Records that describe figures
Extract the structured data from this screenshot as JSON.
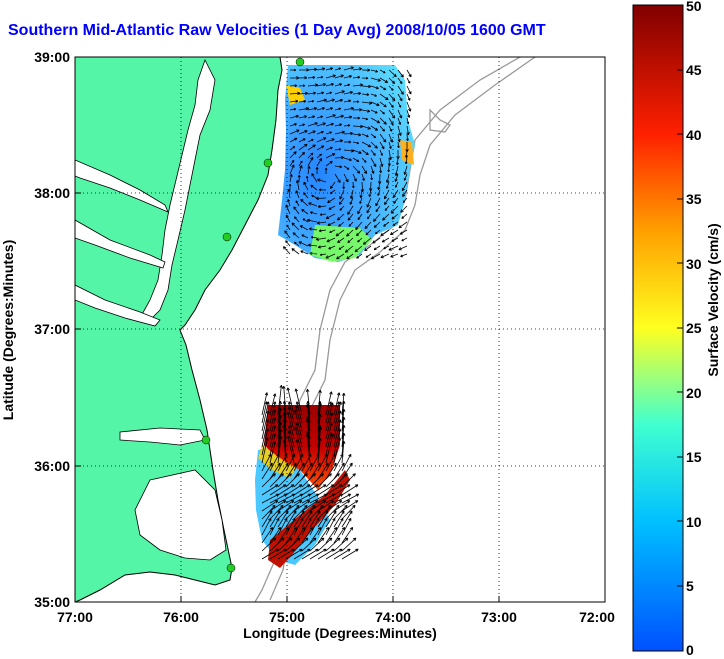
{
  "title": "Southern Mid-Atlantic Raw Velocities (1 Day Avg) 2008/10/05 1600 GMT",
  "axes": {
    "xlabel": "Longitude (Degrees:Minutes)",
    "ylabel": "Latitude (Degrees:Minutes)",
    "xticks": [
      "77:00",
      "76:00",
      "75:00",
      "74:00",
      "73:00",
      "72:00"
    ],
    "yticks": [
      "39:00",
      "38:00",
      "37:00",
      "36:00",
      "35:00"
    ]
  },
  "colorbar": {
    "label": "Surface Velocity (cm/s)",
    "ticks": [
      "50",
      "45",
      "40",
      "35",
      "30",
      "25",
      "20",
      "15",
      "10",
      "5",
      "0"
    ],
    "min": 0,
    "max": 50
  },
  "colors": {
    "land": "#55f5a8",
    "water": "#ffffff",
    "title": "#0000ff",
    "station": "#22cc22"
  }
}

==

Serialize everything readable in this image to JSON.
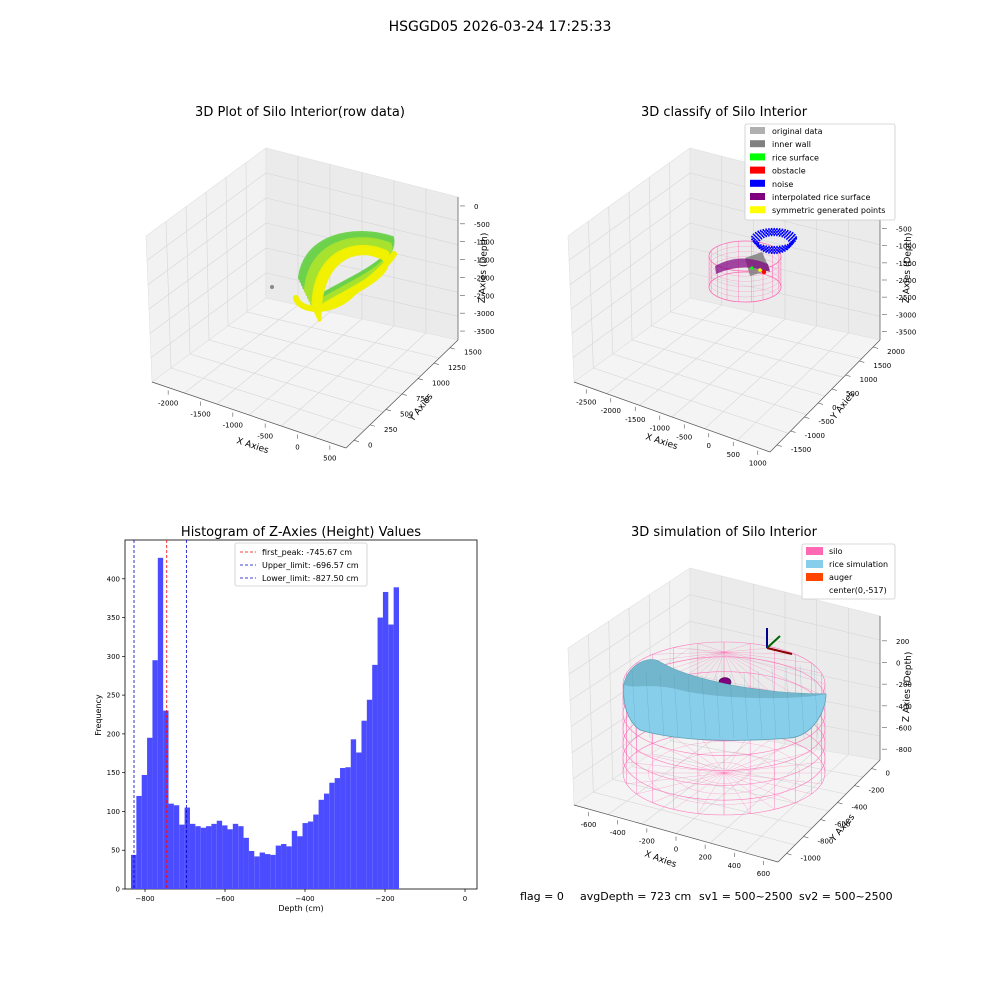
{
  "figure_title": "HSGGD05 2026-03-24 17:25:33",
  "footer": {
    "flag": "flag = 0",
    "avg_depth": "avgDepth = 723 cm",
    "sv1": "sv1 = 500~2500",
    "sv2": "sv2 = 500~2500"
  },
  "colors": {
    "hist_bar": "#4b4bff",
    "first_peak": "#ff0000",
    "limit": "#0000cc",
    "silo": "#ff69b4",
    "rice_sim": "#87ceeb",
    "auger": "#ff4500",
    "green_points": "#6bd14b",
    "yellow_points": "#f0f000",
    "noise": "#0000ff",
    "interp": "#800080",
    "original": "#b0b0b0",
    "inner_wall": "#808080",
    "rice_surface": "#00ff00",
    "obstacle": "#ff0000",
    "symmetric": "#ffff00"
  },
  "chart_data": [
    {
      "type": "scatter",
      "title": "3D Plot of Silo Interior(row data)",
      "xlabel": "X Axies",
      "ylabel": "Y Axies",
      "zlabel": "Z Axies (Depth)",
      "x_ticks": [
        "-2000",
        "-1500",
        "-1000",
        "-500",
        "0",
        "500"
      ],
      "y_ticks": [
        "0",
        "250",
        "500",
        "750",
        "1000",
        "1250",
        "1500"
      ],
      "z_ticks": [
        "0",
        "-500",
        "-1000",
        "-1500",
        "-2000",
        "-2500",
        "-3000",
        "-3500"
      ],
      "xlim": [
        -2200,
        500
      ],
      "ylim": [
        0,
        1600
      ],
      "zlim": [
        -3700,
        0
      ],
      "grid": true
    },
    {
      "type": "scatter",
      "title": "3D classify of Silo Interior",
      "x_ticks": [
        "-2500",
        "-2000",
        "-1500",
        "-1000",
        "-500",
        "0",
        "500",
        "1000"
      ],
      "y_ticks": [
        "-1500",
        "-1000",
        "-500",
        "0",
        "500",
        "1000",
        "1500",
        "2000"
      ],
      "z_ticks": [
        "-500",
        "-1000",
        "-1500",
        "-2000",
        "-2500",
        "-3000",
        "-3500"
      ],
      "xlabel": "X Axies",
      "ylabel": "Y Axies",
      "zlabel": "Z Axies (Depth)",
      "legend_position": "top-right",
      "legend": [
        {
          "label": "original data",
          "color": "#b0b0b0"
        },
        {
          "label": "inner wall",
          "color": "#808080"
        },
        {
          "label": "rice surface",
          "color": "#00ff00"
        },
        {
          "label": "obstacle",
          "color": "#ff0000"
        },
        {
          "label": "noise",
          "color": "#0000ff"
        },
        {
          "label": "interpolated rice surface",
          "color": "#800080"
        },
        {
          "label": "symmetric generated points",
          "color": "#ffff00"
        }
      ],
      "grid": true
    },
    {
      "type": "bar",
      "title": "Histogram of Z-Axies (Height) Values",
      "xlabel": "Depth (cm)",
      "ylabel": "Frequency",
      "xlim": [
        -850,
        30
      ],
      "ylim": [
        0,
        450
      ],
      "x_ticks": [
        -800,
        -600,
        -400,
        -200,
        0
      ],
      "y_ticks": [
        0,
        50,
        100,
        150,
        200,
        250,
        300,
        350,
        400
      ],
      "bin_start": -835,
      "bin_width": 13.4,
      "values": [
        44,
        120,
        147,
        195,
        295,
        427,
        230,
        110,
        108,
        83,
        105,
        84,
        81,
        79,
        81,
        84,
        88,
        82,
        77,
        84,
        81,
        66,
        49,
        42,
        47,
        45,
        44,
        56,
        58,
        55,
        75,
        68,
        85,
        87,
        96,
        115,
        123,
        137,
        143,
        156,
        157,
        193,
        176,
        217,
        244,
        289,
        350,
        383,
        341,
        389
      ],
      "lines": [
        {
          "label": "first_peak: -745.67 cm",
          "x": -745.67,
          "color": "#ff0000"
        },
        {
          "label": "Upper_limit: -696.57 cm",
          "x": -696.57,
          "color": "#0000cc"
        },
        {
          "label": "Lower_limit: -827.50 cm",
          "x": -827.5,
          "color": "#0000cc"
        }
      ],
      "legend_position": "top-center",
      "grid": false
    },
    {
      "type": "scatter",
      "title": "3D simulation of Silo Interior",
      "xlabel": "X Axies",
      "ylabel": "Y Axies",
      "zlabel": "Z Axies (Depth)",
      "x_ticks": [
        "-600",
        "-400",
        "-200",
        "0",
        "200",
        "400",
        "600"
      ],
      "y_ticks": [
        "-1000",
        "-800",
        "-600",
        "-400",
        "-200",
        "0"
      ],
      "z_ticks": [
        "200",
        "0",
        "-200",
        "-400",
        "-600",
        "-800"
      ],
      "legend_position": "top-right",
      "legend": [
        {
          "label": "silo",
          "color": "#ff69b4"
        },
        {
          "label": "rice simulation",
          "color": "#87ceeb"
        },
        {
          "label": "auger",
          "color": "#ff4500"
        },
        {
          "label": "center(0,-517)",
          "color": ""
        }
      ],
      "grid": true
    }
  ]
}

__Task requirements__
How many lines in these entries hold the string "simulation"? Answer with the number alone.

__Output below__
2